Element region listings:
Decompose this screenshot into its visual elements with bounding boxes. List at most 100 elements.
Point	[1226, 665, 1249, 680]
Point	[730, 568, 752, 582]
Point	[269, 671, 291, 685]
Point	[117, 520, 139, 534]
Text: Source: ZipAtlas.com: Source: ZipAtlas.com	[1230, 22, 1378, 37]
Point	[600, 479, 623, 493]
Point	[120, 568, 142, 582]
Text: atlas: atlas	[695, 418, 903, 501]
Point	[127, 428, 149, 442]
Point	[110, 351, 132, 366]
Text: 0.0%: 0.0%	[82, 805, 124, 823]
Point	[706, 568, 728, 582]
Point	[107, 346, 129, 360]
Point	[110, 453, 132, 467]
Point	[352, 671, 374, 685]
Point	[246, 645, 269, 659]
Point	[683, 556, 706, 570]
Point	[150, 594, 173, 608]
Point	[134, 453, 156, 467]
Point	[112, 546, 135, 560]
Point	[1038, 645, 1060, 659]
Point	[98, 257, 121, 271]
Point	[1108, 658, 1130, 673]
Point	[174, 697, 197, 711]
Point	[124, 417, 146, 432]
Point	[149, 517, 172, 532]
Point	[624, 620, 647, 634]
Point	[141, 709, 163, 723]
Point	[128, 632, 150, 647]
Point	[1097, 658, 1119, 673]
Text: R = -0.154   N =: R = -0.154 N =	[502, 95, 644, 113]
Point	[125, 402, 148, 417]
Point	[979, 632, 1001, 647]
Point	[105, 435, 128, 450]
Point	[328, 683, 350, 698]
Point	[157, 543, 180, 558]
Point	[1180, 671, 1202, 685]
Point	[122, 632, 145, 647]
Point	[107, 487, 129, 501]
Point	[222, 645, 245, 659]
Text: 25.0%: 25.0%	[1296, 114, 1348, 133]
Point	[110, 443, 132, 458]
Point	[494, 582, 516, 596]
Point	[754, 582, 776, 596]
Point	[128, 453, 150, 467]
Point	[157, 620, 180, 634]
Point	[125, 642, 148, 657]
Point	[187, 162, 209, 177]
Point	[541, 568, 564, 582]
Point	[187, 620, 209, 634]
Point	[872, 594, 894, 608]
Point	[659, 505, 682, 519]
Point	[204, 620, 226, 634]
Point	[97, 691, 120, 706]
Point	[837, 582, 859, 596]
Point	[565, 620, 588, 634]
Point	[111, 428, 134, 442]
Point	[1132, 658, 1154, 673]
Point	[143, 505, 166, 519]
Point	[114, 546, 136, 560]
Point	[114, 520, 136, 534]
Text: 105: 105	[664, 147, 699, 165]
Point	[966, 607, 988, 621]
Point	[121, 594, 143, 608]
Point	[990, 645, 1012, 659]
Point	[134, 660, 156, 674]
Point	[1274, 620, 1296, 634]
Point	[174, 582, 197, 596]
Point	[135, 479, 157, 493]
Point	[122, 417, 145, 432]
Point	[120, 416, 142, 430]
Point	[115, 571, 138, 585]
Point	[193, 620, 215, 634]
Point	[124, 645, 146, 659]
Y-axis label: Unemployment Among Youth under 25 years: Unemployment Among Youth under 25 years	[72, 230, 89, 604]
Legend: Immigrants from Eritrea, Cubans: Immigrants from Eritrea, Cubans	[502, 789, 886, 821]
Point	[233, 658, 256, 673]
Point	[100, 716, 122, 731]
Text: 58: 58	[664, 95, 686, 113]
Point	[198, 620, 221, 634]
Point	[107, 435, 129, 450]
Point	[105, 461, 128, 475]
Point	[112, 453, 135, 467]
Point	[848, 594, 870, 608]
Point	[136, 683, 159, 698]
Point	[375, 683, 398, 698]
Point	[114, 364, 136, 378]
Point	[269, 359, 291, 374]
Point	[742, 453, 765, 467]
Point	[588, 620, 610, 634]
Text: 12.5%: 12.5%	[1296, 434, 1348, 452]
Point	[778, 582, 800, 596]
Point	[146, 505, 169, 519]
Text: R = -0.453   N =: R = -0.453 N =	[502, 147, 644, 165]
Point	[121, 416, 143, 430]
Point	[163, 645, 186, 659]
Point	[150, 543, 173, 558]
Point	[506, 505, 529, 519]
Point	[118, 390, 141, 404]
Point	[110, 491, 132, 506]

Task goal> Reproduce every entry above word for word, with no changes.

The response>
Decompose this screenshot into its visual elements with bounding boxes. List at most 100 elements.
Point	[1226, 665, 1249, 680]
Point	[730, 568, 752, 582]
Point	[269, 671, 291, 685]
Point	[117, 520, 139, 534]
Text: Source: ZipAtlas.com: Source: ZipAtlas.com	[1230, 22, 1378, 37]
Point	[600, 479, 623, 493]
Point	[120, 568, 142, 582]
Text: atlas: atlas	[695, 418, 903, 501]
Point	[127, 428, 149, 442]
Point	[110, 351, 132, 366]
Text: 0.0%: 0.0%	[82, 805, 124, 823]
Point	[706, 568, 728, 582]
Point	[107, 346, 129, 360]
Point	[110, 453, 132, 467]
Point	[352, 671, 374, 685]
Point	[246, 645, 269, 659]
Point	[683, 556, 706, 570]
Point	[150, 594, 173, 608]
Point	[134, 453, 156, 467]
Point	[112, 546, 135, 560]
Point	[1038, 645, 1060, 659]
Point	[98, 257, 121, 271]
Point	[1108, 658, 1130, 673]
Point	[174, 697, 197, 711]
Point	[124, 417, 146, 432]
Point	[149, 517, 172, 532]
Point	[624, 620, 647, 634]
Point	[141, 709, 163, 723]
Point	[128, 632, 150, 647]
Point	[1097, 658, 1119, 673]
Text: R = -0.154   N =: R = -0.154 N =	[502, 95, 644, 113]
Point	[125, 402, 148, 417]
Point	[979, 632, 1001, 647]
Point	[105, 435, 128, 450]
Point	[328, 683, 350, 698]
Point	[157, 543, 180, 558]
Point	[1180, 671, 1202, 685]
Point	[122, 632, 145, 647]
Point	[107, 487, 129, 501]
Point	[222, 645, 245, 659]
Text: 25.0%: 25.0%	[1296, 114, 1348, 133]
Point	[110, 443, 132, 458]
Point	[494, 582, 516, 596]
Point	[754, 582, 776, 596]
Point	[128, 453, 150, 467]
Point	[157, 620, 180, 634]
Point	[125, 642, 148, 657]
Point	[187, 162, 209, 177]
Point	[541, 568, 564, 582]
Point	[187, 620, 209, 634]
Point	[872, 594, 894, 608]
Point	[659, 505, 682, 519]
Point	[204, 620, 226, 634]
Point	[97, 691, 120, 706]
Point	[837, 582, 859, 596]
Point	[565, 620, 588, 634]
Point	[111, 428, 134, 442]
Point	[1132, 658, 1154, 673]
Point	[143, 505, 166, 519]
Point	[114, 546, 136, 560]
Point	[114, 520, 136, 534]
Text: 105: 105	[664, 147, 699, 165]
Point	[966, 607, 988, 621]
Point	[121, 594, 143, 608]
Point	[990, 645, 1012, 659]
Point	[134, 660, 156, 674]
Point	[1274, 620, 1296, 634]
Point	[174, 582, 197, 596]
Point	[135, 479, 157, 493]
Point	[122, 417, 145, 432]
Point	[120, 416, 142, 430]
Point	[115, 571, 138, 585]
Point	[193, 620, 215, 634]
Point	[124, 645, 146, 659]
Y-axis label: Unemployment Among Youth under 25 years: Unemployment Among Youth under 25 years	[72, 230, 89, 604]
Legend: Immigrants from Eritrea, Cubans: Immigrants from Eritrea, Cubans	[502, 789, 886, 821]
Point	[233, 658, 256, 673]
Point	[100, 716, 122, 731]
Text: 58: 58	[664, 95, 686, 113]
Point	[198, 620, 221, 634]
Point	[107, 435, 129, 450]
Point	[105, 461, 128, 475]
Point	[112, 453, 135, 467]
Point	[848, 594, 870, 608]
Point	[136, 683, 159, 698]
Point	[375, 683, 398, 698]
Point	[114, 364, 136, 378]
Point	[269, 359, 291, 374]
Point	[742, 453, 765, 467]
Point	[588, 620, 610, 634]
Text: 12.5%: 12.5%	[1296, 434, 1348, 452]
Point	[778, 582, 800, 596]
Point	[146, 505, 169, 519]
Text: R = -0.453   N =: R = -0.453 N =	[502, 147, 644, 165]
Point	[121, 416, 143, 430]
Point	[163, 645, 186, 659]
Point	[150, 543, 173, 558]
Point	[506, 505, 529, 519]
Point	[118, 390, 141, 404]
Point	[110, 491, 132, 506]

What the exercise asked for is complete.